- _Written instruction_:
Give every line of the material again, exactly as written.

- _Exercise inputs_:

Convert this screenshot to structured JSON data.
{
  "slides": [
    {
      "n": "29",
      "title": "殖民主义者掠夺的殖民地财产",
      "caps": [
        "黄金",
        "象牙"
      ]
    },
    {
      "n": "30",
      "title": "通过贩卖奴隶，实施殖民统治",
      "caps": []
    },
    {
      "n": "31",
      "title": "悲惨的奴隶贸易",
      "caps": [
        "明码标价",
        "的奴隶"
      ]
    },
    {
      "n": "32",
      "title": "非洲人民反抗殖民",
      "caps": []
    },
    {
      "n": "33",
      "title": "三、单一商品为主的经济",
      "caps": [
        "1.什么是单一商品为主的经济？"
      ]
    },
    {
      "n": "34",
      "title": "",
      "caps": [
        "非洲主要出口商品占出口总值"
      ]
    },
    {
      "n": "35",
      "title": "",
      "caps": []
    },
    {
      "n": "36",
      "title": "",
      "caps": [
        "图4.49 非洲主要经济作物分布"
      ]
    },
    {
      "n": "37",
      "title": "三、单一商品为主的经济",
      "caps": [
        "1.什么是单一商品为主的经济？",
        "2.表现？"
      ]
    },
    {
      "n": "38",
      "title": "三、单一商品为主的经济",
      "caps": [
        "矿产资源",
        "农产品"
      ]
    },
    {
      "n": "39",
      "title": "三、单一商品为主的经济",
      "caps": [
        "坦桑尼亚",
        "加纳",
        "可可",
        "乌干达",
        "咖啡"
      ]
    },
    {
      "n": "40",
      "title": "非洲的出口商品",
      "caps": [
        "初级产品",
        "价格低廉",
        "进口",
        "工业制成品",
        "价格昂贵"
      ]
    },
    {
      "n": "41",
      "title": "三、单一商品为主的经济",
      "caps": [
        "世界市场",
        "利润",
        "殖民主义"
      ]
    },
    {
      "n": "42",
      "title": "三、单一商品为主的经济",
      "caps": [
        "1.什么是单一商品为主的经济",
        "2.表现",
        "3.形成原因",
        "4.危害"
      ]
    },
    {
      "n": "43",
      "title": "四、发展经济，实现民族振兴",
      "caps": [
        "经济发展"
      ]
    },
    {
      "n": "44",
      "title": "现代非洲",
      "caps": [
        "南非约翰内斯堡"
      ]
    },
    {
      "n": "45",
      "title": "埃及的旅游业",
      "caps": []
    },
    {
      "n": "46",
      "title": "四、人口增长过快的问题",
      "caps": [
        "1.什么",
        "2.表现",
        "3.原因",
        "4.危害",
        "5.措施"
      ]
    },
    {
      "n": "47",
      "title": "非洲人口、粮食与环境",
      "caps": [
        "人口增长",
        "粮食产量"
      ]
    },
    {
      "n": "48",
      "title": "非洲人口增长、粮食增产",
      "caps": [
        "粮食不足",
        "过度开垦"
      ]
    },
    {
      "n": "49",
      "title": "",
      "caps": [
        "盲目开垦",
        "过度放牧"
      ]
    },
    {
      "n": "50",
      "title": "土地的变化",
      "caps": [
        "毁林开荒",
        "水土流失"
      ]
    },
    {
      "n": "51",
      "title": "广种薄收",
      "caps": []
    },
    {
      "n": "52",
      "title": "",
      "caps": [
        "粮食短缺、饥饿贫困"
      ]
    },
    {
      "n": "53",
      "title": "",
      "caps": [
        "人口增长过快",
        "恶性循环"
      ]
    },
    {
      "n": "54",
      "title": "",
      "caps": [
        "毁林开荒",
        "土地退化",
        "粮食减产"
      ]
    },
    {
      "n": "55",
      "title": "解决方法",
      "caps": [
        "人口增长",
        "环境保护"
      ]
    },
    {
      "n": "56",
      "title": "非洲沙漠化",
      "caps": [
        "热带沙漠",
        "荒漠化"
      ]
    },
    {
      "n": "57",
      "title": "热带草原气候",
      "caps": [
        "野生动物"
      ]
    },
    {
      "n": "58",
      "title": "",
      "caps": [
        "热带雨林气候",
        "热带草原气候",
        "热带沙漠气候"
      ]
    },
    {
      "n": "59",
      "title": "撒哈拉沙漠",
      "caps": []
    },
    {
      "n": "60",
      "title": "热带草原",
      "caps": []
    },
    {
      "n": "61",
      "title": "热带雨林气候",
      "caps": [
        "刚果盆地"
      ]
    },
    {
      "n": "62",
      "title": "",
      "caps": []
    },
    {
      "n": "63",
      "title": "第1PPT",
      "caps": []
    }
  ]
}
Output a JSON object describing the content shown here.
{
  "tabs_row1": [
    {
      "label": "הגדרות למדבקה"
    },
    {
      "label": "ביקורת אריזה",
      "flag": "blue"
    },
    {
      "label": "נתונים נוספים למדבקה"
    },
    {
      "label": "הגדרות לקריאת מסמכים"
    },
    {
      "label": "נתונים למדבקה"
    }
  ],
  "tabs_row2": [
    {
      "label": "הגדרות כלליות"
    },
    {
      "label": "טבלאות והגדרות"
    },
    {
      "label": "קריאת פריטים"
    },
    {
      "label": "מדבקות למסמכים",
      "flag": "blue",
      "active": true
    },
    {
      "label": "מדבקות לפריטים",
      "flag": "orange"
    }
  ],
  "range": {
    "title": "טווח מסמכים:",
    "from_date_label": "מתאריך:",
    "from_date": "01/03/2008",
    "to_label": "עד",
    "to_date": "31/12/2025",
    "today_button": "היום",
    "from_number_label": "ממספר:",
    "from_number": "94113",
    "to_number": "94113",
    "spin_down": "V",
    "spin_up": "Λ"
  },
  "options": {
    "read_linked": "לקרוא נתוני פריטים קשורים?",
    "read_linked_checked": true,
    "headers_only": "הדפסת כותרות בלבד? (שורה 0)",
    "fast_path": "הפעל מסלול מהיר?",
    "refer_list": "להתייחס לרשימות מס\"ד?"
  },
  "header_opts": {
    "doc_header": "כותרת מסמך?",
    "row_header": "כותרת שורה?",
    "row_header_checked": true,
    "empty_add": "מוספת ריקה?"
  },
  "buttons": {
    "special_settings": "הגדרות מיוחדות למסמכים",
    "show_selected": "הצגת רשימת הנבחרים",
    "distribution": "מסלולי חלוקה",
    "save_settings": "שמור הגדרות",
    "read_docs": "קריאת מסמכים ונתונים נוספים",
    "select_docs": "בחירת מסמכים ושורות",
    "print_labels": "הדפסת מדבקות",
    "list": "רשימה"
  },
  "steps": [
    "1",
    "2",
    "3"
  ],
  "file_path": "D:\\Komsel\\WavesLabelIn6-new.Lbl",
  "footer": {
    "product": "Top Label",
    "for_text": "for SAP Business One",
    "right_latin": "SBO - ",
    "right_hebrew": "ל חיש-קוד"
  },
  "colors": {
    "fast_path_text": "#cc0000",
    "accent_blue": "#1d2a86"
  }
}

- _Complete output_:
Convert this screenshot to structured JSON data.
{
  "slides": [
    {
      "n": "29",
      "title": "殖民主义者掠夺的殖民地财产",
      "caps": [
        "黄金",
        "象牙"
      ]
    },
    {
      "n": "30",
      "title": "通过贩卖奴隶，实施殖民统治",
      "caps": []
    },
    {
      "n": "31",
      "title": "悲惨的奴隶贸易",
      "caps": [
        "明码标价",
        "的奴隶"
      ]
    },
    {
      "n": "32",
      "title": "非洲人民反抗殖民",
      "caps": []
    },
    {
      "n": "33",
      "title": "三、单一商品为主的经济",
      "caps": [
        "1.什么是单一商品为主的经济？"
      ]
    },
    {
      "n": "34",
      "title": "",
      "caps": [
        "非洲主要出口商品占出口总值"
      ]
    },
    {
      "n": "35",
      "title": "",
      "caps": []
    },
    {
      "n": "36",
      "title": "",
      "caps": [
        "图4.49 非洲主要经济作物分布"
      ]
    },
    {
      "n": "37",
      "title": "三、单一商品为主的经济",
      "caps": [
        "1.什么是单一商品为主的经济？",
        "2.表现？"
      ]
    },
    {
      "n": "38",
      "title": "三、单一商品为主的经济",
      "caps": [
        "矿产资源",
        "农产品"
      ]
    },
    {
      "n": "39",
      "title": "三、单一商品为主的经济",
      "caps": [
        "坦桑尼亚",
        "加纳",
        "可可",
        "乌干达",
        "咖啡"
      ]
    },
    {
      "n": "40",
      "title": "非洲的出口商品",
      "caps": [
        "初级产品",
        "价格低廉",
        "进口",
        "工业制成品",
        "价格昂贵"
      ]
    },
    {
      "n": "41",
      "title": "三、单一商品为主的经济",
      "caps": [
        "世界市场",
        "利润",
        "殖民主义"
      ]
    },
    {
      "n": "42",
      "title": "三、单一商品为主的经济",
      "caps": [
        "1.什么是单一商品为主的经济",
        "2.表现",
        "3.形成原因",
        "4.危害"
      ]
    },
    {
      "n": "43",
      "title": "四、发展经济，实现民族振兴",
      "caps": [
        "经济发展"
      ]
    },
    {
      "n": "44",
      "title": "现代非洲",
      "caps": [
        "南非约翰内斯堡"
      ]
    },
    {
      "n": "45",
      "title": "埃及的旅游业",
      "caps": []
    },
    {
      "n": "46",
      "title": "四、人口增长过快的问题",
      "caps": [
        "1.什么",
        "2.表现",
        "3.原因",
        "4.危害",
        "5.措施"
      ]
    },
    {
      "n": "47",
      "title": "非洲人口、粮食与环境",
      "caps": [
        "人口增长",
        "粮食产量"
      ]
    },
    {
      "n": "48",
      "title": "非洲人口增长、粮食增产",
      "caps": [
        "粮食不足",
        "过度开垦"
      ]
    },
    {
      "n": "49",
      "title": "",
      "caps": [
        "盲目开垦",
        "过度放牧"
      ]
    },
    {
      "n": "50",
      "title": "土地的变化",
      "caps": [
        "毁林开荒",
        "水土流失"
      ]
    },
    {
      "n": "51",
      "title": "广种薄收",
      "caps": []
    },
    {
      "n": "52",
      "title": "",
      "caps": [
        "粮食短缺、饥饿贫困"
      ]
    },
    {
      "n": "53",
      "title": "",
      "caps": [
        "人口增长过快",
        "恶性循环"
      ]
    },
    {
      "n": "54",
      "title": "",
      "caps": [
        "毁林开荒",
        "土地退化",
        "粮食减产"
      ]
    },
    {
      "n": "55",
      "title": "解决方法",
      "caps": [
        "人口增长",
        "环境保护"
      ]
    },
    {
      "n": "56",
      "title": "非洲沙漠化",
      "caps": [
        "热带沙漠",
        "荒漠化"
      ]
    },
    {
      "n": "57",
      "title": "热带草原气候",
      "caps": [
        "野生动物"
      ]
    },
    {
      "n": "58",
      "title": "",
      "caps": [
        "热带雨林气候",
        "热带草原气候",
        "热带沙漠气候"
      ]
    },
    {
      "n": "59",
      "title": "撒哈拉沙漠",
      "caps": []
    },
    {
      "n": "60",
      "title": "热带草原",
      "caps": []
    },
    {
      "n": "61",
      "title": "热带雨林气候",
      "caps": [
        "刚果盆地"
      ]
    },
    {
      "n": "62",
      "title": "",
      "caps": []
    },
    {
      "n": "63",
      "title": "第1PPT",
      "caps": []
    }
  ]
}
Output a JSON object describing the content shown here.
{
  "tabs_row1": [
    {
      "label": "הגדרות למדבקה"
    },
    {
      "label": "ביקורת אריזה",
      "flag": "blue"
    },
    {
      "label": "נתונים נוספים למדבקה"
    },
    {
      "label": "הגדרות לקריאת מסמכים"
    },
    {
      "label": "נתונים למדבקה"
    }
  ],
  "tabs_row2": [
    {
      "label": "הגדרות כלליות"
    },
    {
      "label": "טבלאות והגדרות"
    },
    {
      "label": "קריאת פריטים"
    },
    {
      "label": "מדבקות למסמכים",
      "flag": "blue",
      "active": true
    },
    {
      "label": "מדבקות לפריטים",
      "flag": "orange"
    }
  ],
  "range": {
    "title": "טווח מסמכים:",
    "from_date_label": "מתאריך:",
    "from_date": "01/03/2008",
    "to_label": "עד",
    "to_date": "31/12/2025",
    "today_button": "היום",
    "from_number_label": "ממספר:",
    "from_number": "94113",
    "to_number": "94113",
    "spin_down": "V",
    "spin_up": "Λ"
  },
  "options": {
    "read_linked": "לקרוא נתוני פריטים קשורים?",
    "read_linked_checked": true,
    "headers_only": "הדפסת כותרות בלבד? (שורה 0)",
    "fast_path": "הפעל מסלול מהיר?",
    "refer_list": "להתייחס לרשימות מס\"ד?"
  },
  "header_opts": {
    "doc_header": "כותרת מסמך?",
    "row_header": "כותרת שורה?",
    "row_header_checked": true,
    "empty_add": "מוספת ריקה?"
  },
  "buttons": {
    "special_settings": "הגדרות מיוחדות למסמכים",
    "show_selected": "הצגת רשימת הנבחרים",
    "distribution": "מסלולי חלוקה",
    "save_settings": "שמור הגדרות",
    "read_docs": "קריאת מסמכים ונתונים נוספים",
    "select_docs": "בחירת מסמכים ושורות",
    "print_labels": "הדפסת מדבקות",
    "list": "רשימה"
  },
  "steps": [
    "1",
    "2",
    "3"
  ],
  "file_path": "D:\\Komsel\\WavesLabelIn6-new.Lbl",
  "footer": {
    "product": "Top Label",
    "for_text": "for SAP Business One",
    "right_latin": "SBO - ",
    "right_hebrew": "ל חיש-קוד"
  },
  "colors": {
    "fast_path_text": "#cc0000",
    "accent_blue": "#1d2a86"
  }
}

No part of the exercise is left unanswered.